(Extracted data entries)
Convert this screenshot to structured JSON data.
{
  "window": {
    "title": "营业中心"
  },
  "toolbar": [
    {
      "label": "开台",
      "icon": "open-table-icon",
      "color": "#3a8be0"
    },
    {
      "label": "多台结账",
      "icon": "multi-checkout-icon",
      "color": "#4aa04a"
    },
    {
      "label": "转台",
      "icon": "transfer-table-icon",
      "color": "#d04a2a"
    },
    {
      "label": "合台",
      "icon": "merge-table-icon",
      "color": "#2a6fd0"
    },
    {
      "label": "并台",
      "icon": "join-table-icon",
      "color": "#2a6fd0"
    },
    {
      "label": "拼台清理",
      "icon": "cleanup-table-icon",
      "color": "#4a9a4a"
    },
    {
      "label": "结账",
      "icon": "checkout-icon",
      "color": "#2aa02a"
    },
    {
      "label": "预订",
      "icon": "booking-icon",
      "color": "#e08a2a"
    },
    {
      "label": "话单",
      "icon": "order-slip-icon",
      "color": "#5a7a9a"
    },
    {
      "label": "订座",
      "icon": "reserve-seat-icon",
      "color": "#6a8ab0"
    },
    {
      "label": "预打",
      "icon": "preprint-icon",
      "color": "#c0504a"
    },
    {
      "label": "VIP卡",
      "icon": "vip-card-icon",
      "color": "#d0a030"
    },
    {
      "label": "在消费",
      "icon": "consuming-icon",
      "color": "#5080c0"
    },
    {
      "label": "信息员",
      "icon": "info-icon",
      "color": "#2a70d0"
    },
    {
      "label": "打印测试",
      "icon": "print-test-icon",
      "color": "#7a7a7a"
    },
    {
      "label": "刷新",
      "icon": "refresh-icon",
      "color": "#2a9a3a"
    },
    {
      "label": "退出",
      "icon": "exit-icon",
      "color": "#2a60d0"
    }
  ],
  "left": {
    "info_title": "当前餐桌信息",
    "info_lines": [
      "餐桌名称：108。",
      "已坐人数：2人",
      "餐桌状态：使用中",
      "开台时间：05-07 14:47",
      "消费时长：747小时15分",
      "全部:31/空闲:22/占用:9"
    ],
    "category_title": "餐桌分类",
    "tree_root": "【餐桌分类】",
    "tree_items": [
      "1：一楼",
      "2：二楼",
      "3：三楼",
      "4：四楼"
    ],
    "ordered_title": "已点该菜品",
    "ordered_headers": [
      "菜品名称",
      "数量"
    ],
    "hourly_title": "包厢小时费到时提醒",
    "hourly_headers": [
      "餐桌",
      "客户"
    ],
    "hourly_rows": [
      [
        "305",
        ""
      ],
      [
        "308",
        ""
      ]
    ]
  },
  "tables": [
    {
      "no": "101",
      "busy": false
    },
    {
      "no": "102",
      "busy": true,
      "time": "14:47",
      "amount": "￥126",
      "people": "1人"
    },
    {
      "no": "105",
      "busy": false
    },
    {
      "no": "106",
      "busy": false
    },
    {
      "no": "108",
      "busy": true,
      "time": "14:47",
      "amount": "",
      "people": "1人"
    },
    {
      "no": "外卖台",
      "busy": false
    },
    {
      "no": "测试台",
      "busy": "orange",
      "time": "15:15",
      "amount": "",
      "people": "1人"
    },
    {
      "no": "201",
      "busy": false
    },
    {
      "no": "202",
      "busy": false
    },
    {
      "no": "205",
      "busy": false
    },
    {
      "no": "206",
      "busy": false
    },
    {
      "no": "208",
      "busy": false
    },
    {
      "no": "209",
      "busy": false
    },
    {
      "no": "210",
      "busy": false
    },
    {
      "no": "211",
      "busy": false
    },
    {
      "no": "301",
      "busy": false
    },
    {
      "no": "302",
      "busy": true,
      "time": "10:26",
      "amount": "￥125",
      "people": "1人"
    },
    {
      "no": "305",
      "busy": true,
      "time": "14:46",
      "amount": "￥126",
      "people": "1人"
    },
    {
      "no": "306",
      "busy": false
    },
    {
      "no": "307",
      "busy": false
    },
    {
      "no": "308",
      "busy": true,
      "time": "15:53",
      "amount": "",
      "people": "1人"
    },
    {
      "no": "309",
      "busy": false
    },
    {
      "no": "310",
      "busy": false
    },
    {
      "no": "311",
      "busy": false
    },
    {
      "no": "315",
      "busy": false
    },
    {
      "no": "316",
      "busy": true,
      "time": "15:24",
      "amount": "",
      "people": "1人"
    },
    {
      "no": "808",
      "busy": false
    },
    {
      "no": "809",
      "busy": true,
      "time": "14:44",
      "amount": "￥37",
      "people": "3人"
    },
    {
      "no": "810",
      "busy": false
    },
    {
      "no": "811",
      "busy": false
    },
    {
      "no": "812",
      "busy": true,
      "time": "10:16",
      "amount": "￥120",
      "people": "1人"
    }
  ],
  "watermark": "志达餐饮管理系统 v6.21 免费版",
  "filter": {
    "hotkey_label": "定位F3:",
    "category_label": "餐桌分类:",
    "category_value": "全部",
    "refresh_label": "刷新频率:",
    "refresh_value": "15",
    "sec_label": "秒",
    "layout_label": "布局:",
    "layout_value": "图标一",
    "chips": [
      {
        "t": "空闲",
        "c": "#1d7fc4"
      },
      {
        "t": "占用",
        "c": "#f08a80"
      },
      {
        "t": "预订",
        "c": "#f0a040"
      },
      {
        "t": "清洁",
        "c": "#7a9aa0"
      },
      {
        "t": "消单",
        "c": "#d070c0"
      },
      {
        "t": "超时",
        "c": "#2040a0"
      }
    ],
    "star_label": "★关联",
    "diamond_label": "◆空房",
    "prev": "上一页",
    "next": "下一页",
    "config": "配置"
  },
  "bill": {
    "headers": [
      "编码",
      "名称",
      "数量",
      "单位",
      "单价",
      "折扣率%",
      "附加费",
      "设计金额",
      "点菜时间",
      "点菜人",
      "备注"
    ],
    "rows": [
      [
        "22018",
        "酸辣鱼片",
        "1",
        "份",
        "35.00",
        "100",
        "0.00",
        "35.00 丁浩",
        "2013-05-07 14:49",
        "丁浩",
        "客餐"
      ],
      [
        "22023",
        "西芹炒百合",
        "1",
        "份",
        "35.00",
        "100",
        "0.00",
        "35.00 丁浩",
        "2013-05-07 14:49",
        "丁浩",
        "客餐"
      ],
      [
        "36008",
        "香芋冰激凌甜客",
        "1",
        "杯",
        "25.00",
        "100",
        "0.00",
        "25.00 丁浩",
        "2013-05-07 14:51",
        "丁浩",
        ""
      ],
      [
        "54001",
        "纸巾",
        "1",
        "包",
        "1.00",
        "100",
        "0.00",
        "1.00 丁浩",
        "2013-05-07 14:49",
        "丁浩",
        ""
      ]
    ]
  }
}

## Task
List every line above that holds the word "time".

## Task answer
      "time": "14:47",
      "time": "14:47",
      "time": "15:15",
      "time": "10:26",
      "time": "14:46",
      "time": "15:53",
      "time": "15:24",
      "time": "14:44",
      "time": "10:16",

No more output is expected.